**GIVEN TASK**: The answer is a single number: how many lines hold the string "xlabel".

Part of a data file
━━━━━━━━

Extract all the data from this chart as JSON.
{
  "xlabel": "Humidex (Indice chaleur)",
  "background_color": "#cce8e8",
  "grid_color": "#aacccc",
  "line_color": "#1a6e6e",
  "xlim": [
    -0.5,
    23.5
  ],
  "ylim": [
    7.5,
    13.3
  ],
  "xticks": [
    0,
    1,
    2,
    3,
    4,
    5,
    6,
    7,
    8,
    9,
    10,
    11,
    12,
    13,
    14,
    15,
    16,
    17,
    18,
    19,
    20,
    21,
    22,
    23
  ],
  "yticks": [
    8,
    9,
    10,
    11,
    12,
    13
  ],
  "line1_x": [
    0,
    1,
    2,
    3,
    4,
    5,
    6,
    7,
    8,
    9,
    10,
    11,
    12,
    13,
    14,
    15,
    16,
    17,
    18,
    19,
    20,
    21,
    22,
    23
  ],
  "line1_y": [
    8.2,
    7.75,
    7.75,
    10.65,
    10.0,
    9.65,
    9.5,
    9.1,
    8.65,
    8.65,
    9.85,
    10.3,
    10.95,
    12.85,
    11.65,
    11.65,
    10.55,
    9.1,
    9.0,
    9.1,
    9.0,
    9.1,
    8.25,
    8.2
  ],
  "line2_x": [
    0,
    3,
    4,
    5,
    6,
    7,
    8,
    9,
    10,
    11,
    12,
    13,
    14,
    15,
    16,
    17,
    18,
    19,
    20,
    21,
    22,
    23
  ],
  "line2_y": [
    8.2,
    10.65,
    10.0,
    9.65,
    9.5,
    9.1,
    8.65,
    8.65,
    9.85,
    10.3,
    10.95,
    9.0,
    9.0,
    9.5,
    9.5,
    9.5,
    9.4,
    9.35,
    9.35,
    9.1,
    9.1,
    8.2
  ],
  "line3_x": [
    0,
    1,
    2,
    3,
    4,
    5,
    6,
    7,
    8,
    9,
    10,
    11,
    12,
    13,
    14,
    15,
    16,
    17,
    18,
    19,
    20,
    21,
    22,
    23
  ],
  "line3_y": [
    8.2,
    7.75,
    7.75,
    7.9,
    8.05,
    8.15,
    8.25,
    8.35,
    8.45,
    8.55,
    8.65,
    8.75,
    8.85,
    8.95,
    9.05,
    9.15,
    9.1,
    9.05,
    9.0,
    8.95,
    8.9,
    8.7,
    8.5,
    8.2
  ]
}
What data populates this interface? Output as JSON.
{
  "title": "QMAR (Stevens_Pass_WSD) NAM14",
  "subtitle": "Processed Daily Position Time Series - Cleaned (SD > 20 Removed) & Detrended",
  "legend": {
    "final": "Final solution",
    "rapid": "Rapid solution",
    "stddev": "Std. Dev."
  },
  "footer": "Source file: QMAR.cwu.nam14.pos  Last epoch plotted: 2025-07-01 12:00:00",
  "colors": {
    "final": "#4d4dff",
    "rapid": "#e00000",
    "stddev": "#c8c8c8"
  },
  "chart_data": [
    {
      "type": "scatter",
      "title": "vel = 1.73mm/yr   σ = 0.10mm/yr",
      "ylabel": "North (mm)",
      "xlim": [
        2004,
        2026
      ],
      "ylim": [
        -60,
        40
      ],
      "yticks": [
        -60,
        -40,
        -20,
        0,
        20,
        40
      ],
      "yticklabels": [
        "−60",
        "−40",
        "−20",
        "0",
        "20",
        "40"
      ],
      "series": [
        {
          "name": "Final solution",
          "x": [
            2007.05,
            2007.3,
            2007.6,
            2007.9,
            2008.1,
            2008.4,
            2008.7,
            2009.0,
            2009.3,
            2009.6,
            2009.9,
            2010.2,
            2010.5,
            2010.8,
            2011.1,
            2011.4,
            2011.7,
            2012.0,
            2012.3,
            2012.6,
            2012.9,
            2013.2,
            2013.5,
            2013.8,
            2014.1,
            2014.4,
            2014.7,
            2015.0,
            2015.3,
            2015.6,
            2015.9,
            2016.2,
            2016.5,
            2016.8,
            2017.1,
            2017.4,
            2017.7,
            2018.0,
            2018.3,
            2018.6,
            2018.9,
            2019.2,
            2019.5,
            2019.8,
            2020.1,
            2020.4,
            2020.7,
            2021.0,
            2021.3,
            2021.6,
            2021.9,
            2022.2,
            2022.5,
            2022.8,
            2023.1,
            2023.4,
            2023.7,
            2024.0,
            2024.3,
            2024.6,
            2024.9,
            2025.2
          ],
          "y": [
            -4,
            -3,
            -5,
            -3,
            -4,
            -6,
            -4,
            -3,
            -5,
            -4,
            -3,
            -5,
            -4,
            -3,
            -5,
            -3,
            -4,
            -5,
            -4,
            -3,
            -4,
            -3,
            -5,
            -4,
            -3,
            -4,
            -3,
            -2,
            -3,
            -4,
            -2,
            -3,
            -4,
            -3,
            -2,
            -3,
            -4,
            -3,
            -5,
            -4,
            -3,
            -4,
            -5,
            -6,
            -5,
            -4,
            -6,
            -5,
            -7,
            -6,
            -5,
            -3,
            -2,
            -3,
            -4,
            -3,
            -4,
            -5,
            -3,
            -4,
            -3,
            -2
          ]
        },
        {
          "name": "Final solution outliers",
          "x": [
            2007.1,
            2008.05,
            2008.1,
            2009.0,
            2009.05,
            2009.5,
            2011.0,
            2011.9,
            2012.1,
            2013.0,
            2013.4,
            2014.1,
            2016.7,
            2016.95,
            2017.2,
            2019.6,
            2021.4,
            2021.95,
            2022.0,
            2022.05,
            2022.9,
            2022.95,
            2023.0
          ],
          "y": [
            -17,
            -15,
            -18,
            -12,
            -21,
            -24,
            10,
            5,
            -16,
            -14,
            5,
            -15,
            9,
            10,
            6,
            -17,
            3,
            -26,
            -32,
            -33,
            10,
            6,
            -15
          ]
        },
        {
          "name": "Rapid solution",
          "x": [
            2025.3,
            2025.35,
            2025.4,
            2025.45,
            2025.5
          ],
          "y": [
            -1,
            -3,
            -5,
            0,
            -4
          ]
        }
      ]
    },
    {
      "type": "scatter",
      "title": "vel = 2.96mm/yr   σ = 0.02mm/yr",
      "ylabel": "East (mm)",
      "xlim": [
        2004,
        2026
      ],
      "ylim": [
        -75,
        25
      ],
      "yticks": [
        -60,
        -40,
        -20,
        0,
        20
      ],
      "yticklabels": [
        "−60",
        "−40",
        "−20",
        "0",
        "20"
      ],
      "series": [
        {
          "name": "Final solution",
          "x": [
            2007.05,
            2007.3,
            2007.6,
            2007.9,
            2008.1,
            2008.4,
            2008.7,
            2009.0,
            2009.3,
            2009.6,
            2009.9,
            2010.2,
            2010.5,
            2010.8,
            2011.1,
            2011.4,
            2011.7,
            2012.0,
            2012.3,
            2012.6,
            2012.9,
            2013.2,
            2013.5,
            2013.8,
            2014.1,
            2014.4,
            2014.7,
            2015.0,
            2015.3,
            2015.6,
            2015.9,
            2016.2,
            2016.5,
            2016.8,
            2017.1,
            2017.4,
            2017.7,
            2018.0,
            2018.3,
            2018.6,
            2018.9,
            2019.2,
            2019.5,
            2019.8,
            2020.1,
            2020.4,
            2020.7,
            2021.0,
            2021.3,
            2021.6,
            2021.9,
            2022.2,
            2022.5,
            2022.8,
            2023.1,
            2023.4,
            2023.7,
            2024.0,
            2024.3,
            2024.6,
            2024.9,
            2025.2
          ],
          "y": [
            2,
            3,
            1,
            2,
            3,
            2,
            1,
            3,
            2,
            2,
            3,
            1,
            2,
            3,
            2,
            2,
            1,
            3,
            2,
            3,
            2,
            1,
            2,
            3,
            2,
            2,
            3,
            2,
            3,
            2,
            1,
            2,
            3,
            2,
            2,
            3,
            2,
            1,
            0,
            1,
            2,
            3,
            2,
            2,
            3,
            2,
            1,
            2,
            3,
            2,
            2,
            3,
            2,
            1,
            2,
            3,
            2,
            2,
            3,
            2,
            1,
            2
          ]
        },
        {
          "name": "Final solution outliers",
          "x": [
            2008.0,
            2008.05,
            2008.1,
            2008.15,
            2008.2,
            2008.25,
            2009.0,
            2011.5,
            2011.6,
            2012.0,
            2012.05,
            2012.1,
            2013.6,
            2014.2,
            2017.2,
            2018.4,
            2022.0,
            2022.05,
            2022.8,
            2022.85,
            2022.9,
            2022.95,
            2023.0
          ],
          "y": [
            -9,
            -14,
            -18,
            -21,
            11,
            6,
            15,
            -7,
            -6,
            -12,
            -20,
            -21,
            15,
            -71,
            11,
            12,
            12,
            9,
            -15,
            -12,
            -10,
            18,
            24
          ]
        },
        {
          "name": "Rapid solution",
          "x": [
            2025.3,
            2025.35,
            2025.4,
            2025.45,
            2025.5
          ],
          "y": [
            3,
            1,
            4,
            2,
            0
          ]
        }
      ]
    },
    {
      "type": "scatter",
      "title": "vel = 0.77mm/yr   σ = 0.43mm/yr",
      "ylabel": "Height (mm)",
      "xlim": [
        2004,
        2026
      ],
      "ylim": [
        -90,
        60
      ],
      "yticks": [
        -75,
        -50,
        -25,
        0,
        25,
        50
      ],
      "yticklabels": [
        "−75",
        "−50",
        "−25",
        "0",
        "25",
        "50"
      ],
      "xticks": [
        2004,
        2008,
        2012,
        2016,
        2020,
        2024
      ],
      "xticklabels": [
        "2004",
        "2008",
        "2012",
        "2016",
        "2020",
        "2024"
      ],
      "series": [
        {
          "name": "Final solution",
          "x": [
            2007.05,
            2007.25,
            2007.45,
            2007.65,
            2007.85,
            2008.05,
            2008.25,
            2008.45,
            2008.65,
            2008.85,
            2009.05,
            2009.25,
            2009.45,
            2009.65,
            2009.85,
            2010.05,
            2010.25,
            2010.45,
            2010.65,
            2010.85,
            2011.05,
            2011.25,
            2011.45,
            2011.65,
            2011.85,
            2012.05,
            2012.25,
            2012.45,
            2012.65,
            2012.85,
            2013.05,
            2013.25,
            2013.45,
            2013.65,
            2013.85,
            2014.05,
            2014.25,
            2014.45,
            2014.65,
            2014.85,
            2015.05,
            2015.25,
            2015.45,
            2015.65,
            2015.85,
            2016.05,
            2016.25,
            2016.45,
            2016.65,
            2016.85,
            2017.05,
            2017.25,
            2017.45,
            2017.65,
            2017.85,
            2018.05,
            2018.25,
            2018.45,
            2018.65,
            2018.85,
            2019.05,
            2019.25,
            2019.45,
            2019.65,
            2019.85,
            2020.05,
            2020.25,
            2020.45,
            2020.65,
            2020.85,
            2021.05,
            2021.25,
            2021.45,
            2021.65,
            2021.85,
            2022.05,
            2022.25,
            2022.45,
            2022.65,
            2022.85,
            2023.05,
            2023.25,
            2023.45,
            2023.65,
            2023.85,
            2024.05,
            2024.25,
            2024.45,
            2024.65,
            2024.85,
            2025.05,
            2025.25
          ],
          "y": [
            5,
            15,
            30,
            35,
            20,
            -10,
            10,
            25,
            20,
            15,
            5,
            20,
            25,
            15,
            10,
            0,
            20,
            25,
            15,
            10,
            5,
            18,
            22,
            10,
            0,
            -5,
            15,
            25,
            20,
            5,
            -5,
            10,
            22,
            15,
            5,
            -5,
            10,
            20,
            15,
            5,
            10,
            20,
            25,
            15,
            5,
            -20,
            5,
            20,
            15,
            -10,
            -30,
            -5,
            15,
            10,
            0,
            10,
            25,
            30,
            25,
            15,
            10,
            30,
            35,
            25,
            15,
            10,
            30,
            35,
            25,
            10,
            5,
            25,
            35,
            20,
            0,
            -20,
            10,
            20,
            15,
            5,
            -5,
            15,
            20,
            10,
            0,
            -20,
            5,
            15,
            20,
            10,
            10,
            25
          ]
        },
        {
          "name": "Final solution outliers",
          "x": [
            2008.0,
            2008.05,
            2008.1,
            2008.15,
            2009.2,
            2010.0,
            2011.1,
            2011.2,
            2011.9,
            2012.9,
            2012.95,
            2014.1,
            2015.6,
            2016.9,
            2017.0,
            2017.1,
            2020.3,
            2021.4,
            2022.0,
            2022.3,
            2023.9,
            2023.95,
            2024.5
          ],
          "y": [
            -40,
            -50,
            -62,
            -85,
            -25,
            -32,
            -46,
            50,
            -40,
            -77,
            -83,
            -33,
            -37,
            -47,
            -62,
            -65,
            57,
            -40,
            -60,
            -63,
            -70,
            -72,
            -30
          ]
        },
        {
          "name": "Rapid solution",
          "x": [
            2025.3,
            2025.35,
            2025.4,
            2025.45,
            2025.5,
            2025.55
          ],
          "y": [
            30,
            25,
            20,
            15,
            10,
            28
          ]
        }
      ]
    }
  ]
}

━━━━━━━━

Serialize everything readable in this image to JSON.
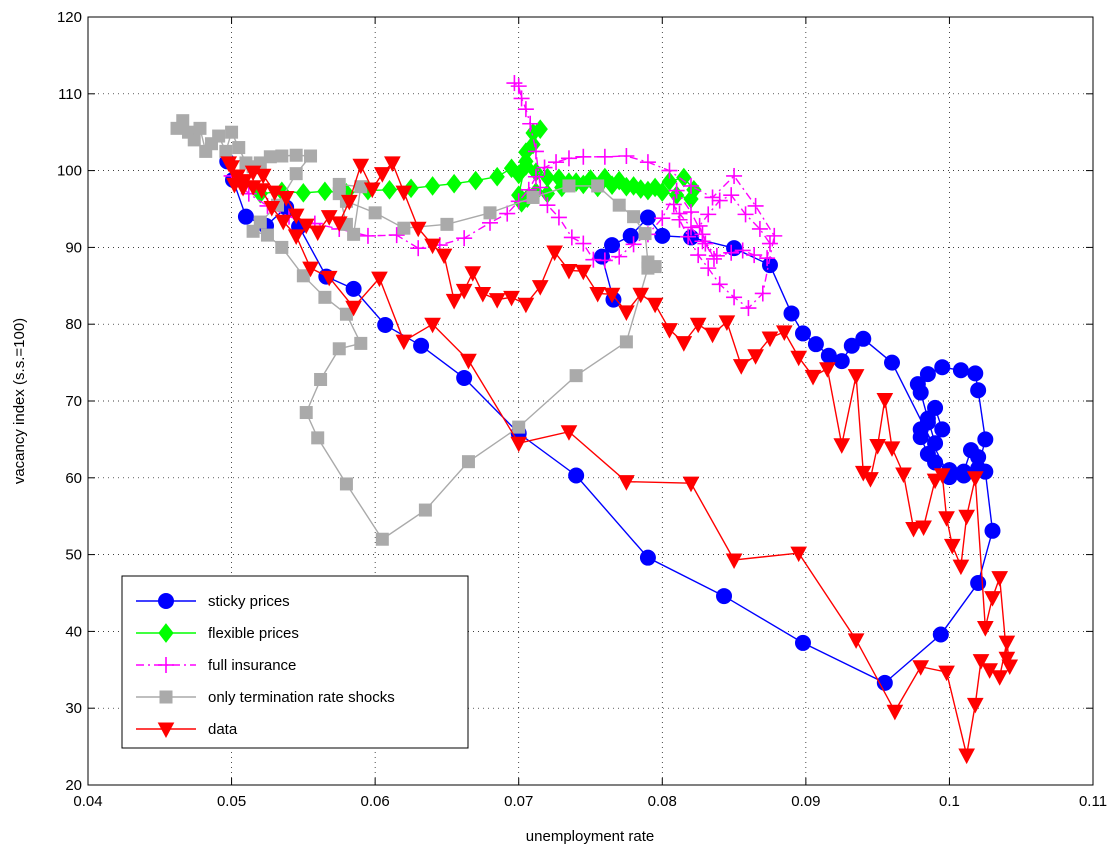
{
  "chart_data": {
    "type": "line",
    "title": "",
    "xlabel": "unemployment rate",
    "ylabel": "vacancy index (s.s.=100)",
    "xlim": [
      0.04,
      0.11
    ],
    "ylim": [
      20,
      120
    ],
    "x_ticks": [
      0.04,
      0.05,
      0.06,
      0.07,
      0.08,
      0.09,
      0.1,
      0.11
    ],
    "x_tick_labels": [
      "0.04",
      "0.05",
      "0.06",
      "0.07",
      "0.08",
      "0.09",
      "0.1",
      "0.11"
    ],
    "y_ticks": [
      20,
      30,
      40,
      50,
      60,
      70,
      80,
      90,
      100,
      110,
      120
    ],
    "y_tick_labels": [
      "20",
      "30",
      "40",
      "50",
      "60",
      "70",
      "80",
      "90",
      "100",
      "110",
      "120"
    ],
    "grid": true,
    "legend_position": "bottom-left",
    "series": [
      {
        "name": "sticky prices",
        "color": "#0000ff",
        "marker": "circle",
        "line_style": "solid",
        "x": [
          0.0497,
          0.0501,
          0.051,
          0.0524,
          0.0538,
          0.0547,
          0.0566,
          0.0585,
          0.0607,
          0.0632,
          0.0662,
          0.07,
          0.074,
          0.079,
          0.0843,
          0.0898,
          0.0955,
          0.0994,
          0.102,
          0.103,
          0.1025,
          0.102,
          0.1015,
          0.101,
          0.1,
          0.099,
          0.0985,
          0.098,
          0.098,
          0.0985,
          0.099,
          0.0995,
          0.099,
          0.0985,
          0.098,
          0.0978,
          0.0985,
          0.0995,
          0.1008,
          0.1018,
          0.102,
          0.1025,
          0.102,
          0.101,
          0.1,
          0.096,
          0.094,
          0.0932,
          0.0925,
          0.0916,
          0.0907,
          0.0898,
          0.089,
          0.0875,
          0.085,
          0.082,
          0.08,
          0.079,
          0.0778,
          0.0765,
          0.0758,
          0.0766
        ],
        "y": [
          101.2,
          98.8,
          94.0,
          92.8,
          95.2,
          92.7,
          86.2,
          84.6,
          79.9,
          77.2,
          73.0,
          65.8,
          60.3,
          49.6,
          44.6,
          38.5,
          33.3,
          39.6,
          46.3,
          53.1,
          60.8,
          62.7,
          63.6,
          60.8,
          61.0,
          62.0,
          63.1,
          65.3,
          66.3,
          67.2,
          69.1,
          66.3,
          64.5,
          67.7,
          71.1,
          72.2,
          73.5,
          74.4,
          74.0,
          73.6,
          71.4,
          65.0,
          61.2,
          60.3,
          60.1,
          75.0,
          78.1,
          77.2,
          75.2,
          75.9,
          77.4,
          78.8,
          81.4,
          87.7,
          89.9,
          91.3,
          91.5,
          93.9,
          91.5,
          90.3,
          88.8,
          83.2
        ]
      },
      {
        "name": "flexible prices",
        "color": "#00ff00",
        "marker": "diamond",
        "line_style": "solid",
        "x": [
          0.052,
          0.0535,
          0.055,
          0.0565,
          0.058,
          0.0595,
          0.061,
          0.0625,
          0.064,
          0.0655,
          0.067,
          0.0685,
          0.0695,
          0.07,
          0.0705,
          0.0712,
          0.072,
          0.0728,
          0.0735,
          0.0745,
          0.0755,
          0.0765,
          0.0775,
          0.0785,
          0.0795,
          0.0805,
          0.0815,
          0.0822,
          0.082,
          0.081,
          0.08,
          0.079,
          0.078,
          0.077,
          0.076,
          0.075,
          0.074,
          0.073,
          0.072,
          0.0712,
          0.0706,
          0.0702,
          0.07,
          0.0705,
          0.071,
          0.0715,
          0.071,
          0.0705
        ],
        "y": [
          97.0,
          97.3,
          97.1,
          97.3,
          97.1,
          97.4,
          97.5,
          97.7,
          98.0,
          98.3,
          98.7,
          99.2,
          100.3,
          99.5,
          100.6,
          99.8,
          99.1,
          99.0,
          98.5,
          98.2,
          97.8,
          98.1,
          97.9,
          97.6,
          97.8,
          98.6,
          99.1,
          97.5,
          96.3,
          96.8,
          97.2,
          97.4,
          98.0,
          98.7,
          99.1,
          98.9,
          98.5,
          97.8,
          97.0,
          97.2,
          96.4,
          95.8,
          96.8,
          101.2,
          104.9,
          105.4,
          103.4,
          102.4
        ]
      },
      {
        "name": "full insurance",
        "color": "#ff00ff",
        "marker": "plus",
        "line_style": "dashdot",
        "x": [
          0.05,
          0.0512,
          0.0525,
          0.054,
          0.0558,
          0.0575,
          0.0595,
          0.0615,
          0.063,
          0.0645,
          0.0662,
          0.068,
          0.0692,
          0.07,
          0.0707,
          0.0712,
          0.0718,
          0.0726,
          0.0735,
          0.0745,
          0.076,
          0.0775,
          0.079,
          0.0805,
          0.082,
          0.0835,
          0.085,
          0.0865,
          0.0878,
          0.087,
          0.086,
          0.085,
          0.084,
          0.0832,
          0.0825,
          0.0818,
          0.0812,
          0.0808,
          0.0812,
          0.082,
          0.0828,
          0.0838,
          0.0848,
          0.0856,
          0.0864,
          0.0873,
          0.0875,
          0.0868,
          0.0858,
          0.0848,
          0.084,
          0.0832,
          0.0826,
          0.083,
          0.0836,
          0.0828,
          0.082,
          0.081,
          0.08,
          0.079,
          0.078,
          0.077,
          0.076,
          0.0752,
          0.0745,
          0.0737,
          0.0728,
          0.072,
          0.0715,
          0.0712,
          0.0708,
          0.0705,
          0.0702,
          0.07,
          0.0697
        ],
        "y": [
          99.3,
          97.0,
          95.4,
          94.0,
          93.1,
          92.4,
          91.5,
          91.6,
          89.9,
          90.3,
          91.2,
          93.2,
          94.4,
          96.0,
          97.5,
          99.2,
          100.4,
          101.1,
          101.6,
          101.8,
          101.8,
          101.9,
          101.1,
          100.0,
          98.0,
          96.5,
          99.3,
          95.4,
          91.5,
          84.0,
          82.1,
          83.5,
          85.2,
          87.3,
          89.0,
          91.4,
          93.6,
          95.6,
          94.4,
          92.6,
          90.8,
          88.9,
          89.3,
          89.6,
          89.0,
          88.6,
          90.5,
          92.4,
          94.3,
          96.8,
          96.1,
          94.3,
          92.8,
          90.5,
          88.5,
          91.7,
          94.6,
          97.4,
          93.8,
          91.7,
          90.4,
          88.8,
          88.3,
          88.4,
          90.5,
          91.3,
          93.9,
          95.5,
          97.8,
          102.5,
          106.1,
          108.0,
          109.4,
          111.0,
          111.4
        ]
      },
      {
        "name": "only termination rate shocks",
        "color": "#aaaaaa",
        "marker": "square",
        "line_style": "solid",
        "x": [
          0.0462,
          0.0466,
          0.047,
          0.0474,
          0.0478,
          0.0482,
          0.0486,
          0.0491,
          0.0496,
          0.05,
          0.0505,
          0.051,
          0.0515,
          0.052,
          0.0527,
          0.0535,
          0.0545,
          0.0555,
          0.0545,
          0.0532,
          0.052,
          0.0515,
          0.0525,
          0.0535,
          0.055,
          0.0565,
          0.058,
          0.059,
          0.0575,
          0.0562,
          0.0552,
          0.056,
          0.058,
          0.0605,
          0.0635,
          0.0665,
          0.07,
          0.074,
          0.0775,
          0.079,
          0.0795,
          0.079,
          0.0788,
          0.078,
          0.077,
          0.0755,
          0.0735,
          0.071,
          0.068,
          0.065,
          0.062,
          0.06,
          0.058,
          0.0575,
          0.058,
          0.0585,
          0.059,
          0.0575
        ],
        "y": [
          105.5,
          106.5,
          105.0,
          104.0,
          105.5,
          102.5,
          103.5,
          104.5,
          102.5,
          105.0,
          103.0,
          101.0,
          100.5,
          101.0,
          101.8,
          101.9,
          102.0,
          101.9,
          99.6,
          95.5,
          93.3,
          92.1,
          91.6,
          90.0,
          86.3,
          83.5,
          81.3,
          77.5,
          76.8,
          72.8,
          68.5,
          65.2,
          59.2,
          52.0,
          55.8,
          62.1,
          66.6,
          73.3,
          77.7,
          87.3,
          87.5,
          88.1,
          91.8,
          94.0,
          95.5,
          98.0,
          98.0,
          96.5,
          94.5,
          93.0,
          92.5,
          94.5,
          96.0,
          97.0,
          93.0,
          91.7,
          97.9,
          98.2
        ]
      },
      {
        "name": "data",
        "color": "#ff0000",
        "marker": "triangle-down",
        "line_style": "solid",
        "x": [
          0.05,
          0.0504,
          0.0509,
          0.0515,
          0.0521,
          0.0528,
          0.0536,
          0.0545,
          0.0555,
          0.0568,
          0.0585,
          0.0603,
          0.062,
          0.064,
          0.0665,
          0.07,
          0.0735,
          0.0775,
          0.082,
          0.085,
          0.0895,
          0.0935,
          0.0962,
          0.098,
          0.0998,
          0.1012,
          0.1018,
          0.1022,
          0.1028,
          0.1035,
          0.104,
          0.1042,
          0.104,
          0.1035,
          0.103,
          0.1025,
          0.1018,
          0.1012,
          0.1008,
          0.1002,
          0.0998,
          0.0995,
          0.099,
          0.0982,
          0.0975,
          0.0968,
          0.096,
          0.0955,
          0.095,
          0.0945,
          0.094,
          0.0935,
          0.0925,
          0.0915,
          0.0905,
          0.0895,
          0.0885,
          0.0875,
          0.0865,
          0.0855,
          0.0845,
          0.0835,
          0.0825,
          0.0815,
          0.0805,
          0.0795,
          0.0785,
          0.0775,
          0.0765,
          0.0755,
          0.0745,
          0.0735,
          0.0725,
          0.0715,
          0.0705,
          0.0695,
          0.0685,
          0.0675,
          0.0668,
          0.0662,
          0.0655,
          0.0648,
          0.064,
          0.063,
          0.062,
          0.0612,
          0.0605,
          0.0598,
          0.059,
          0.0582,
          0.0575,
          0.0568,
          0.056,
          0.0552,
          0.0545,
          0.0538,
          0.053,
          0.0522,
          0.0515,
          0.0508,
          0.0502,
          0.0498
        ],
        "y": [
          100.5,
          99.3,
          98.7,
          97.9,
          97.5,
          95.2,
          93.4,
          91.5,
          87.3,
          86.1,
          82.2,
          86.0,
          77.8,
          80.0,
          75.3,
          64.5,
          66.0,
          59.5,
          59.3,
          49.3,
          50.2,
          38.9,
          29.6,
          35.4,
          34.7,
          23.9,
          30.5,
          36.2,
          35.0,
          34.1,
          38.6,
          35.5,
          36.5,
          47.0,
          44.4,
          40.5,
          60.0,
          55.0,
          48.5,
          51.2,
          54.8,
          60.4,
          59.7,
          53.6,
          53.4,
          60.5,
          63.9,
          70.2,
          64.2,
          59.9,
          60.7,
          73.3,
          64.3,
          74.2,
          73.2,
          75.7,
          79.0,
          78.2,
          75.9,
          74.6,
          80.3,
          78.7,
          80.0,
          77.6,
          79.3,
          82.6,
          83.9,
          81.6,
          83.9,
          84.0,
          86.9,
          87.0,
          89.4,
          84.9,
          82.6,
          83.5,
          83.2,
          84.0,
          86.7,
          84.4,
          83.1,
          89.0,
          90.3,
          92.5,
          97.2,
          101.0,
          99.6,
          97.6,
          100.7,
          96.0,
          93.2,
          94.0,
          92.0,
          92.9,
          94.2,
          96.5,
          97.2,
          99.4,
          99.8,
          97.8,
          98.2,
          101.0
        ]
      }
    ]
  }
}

━━━━━━━━

**TASK RESULT**: 2